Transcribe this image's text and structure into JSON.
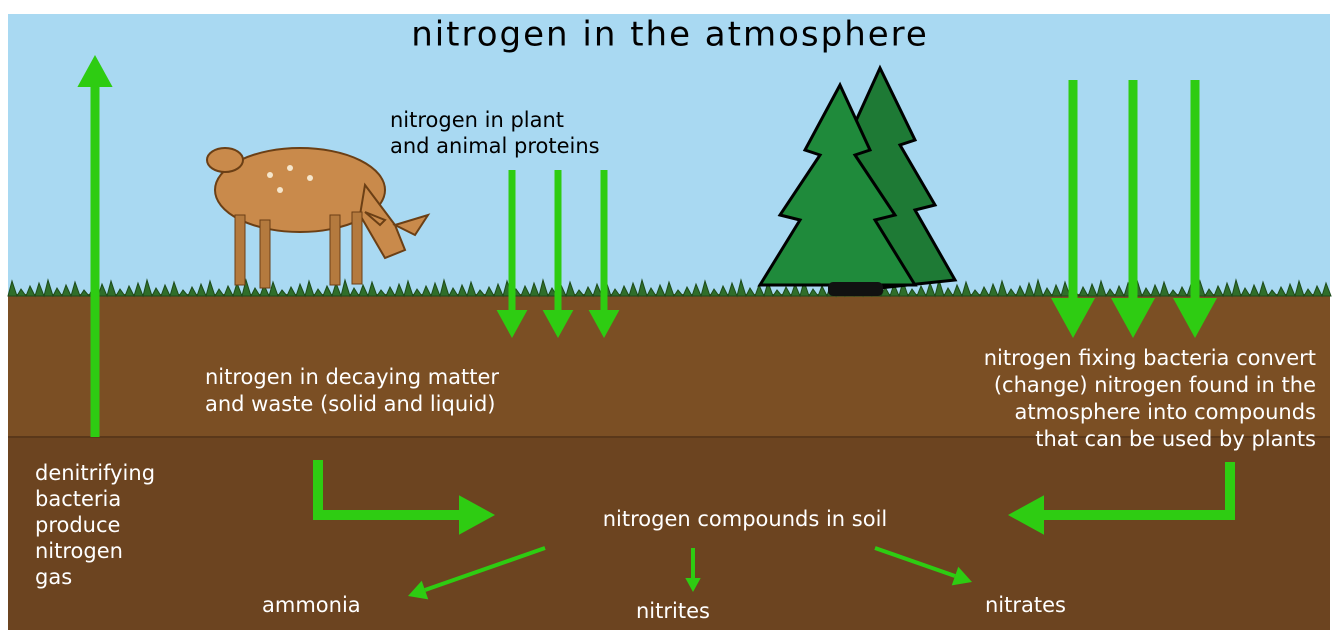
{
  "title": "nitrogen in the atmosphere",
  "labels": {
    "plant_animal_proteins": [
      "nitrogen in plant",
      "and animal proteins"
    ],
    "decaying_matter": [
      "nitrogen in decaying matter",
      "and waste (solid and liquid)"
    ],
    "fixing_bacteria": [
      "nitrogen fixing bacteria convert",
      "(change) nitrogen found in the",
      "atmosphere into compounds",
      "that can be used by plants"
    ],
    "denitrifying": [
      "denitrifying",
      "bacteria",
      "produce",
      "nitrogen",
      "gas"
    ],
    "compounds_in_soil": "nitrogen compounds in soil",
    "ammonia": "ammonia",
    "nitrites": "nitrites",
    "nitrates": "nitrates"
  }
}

---

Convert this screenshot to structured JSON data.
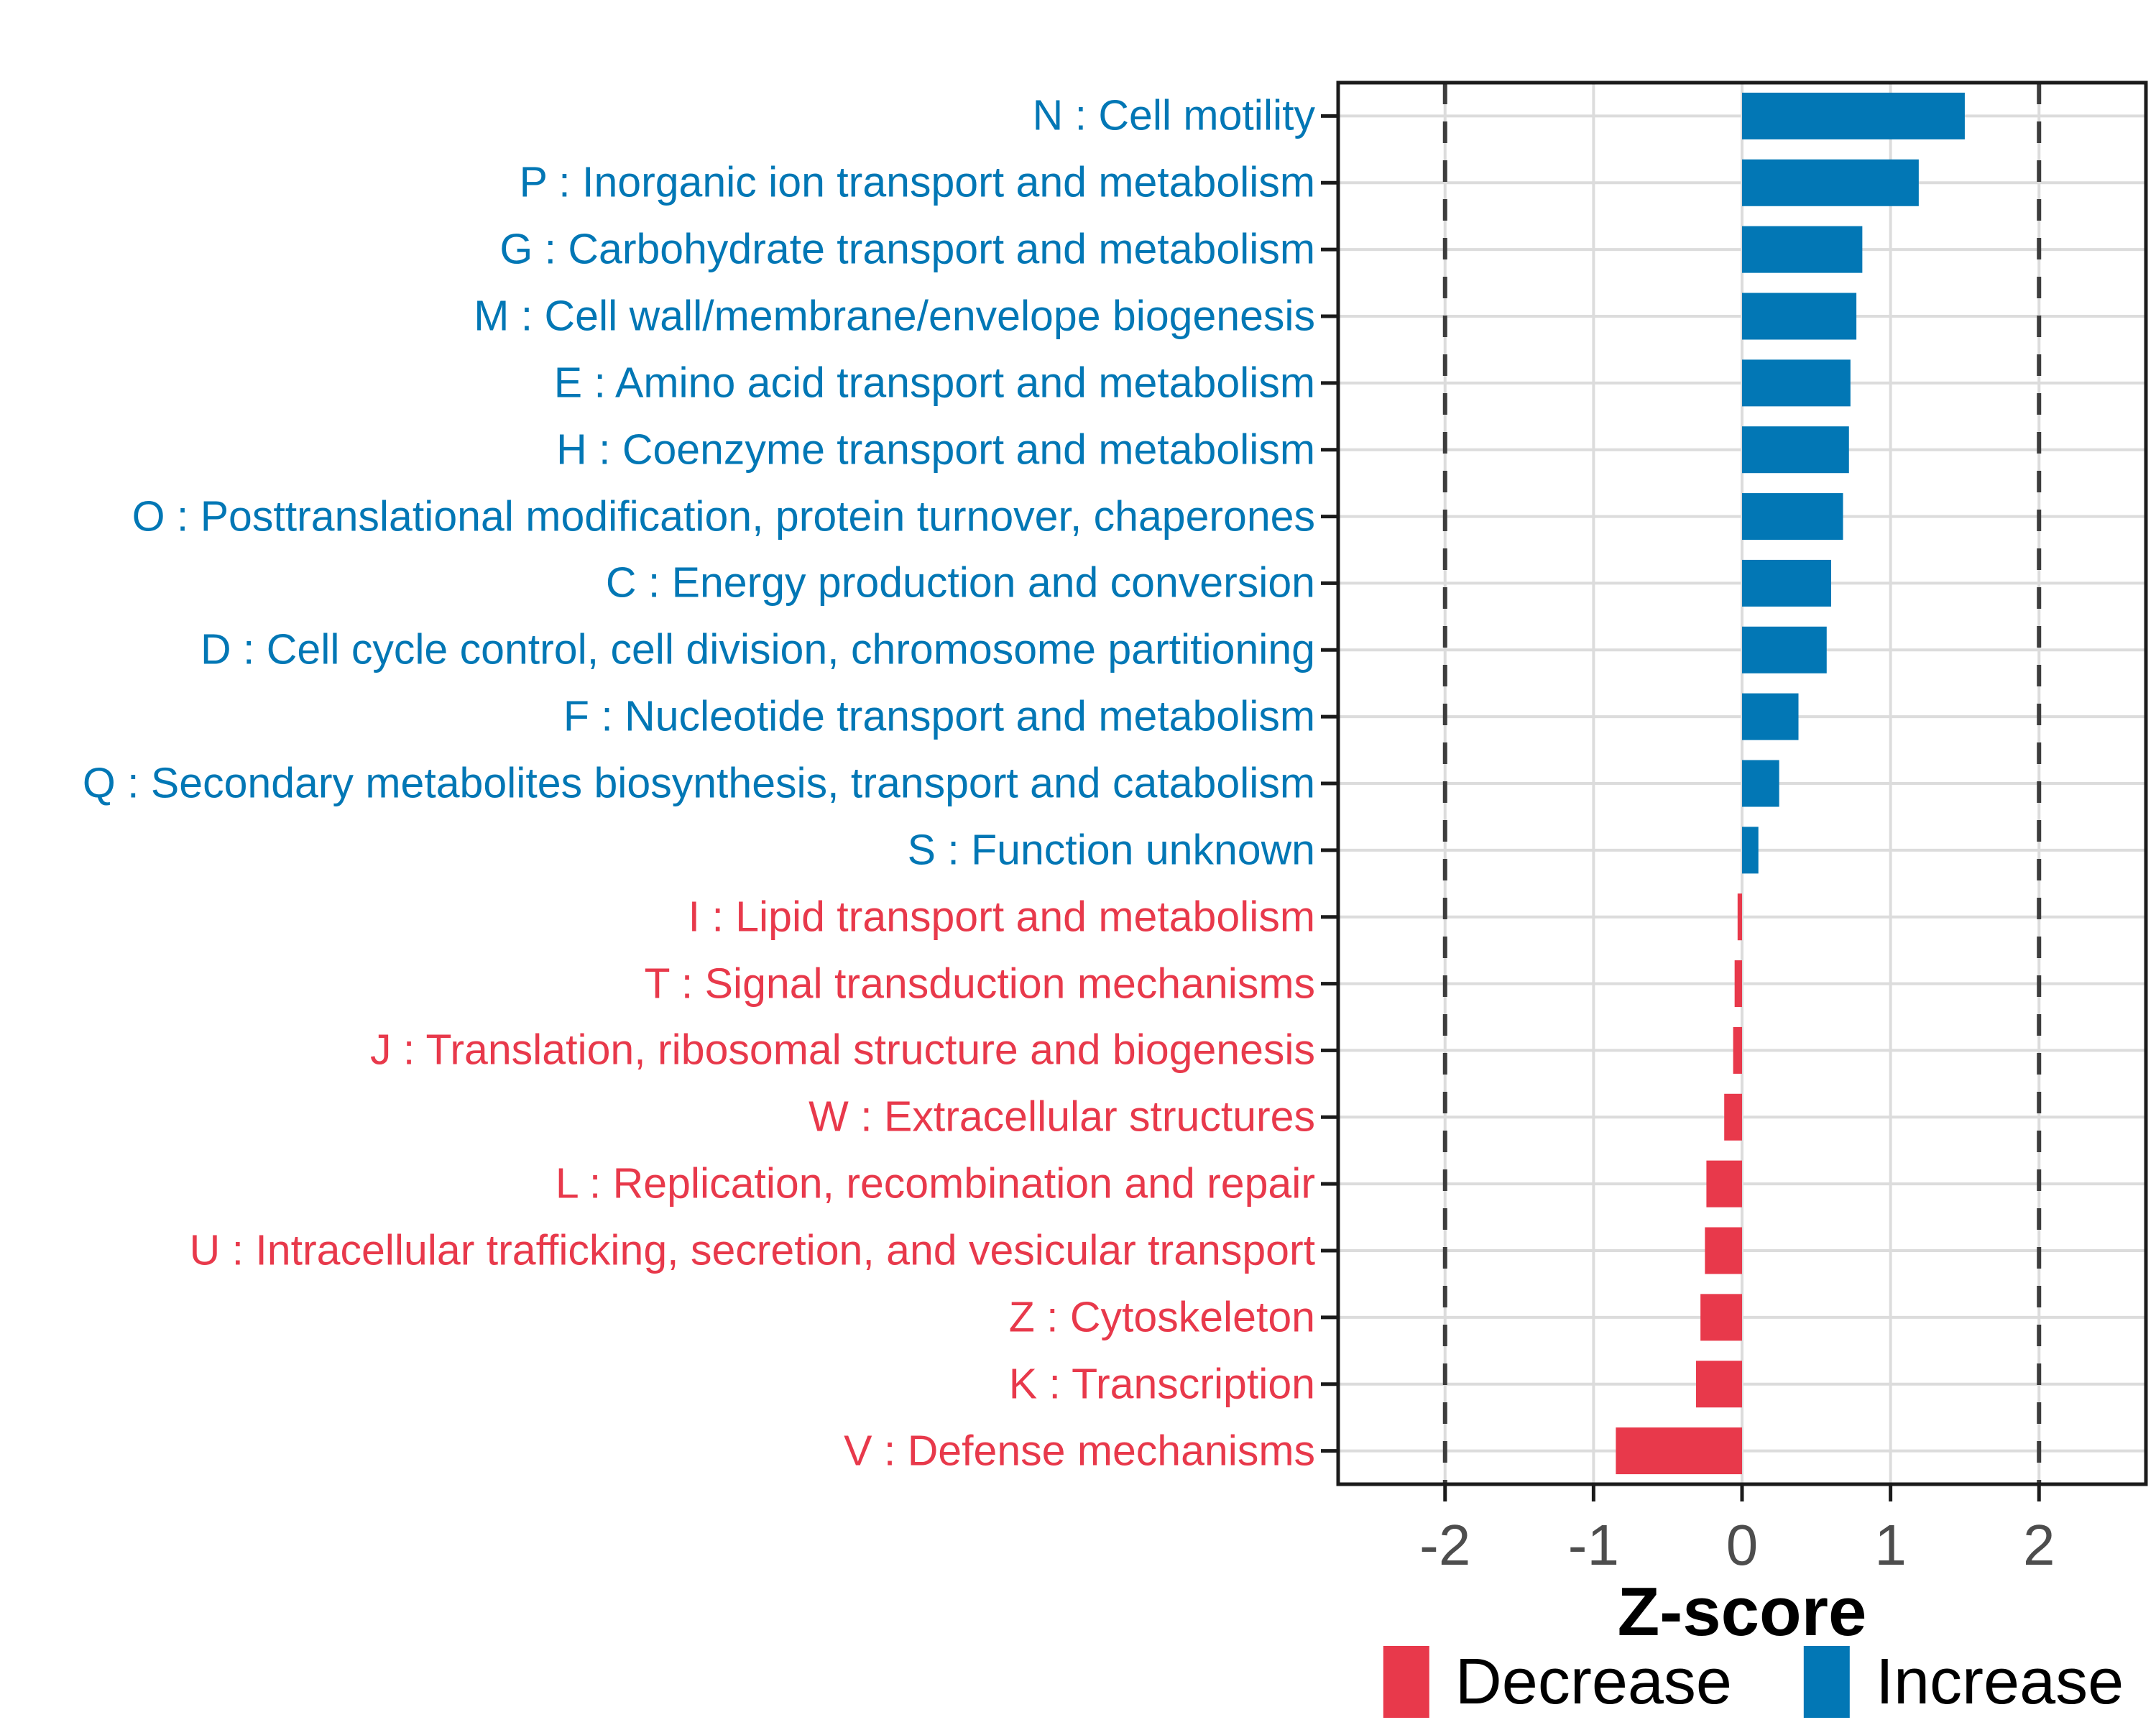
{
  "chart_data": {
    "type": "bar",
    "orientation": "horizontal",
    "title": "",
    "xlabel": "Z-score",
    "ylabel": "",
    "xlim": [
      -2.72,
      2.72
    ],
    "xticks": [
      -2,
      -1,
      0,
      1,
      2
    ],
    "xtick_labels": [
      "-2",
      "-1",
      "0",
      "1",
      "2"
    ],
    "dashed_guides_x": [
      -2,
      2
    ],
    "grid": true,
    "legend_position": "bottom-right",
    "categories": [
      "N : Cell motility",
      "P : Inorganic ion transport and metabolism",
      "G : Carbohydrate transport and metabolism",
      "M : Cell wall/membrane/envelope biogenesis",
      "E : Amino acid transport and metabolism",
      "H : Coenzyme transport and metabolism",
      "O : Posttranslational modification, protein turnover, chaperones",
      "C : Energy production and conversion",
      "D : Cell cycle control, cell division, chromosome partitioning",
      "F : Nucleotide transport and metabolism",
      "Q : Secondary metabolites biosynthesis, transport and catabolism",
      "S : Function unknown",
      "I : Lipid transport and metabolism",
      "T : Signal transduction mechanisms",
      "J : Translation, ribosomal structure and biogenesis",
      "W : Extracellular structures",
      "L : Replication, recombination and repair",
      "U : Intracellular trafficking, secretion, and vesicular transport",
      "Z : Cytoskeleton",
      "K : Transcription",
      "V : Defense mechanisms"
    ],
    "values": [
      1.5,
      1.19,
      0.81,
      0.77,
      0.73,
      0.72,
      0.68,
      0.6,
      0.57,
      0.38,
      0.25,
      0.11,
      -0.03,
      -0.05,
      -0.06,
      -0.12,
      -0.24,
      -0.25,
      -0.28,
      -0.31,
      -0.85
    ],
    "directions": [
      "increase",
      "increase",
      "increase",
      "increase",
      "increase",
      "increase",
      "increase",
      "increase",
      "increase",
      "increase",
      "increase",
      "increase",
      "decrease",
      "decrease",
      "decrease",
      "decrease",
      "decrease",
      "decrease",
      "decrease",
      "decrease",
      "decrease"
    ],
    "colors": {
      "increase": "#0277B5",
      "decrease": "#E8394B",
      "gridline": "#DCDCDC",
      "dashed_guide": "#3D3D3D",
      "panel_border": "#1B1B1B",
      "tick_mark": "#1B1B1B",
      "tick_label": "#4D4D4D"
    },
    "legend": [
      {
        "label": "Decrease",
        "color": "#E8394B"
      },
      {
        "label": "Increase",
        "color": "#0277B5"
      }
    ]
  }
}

▶ _Your assignment_
In the material above, please count the lines that hold the word "nitrogen" and answer with only that number.

▶ _Task solution_
7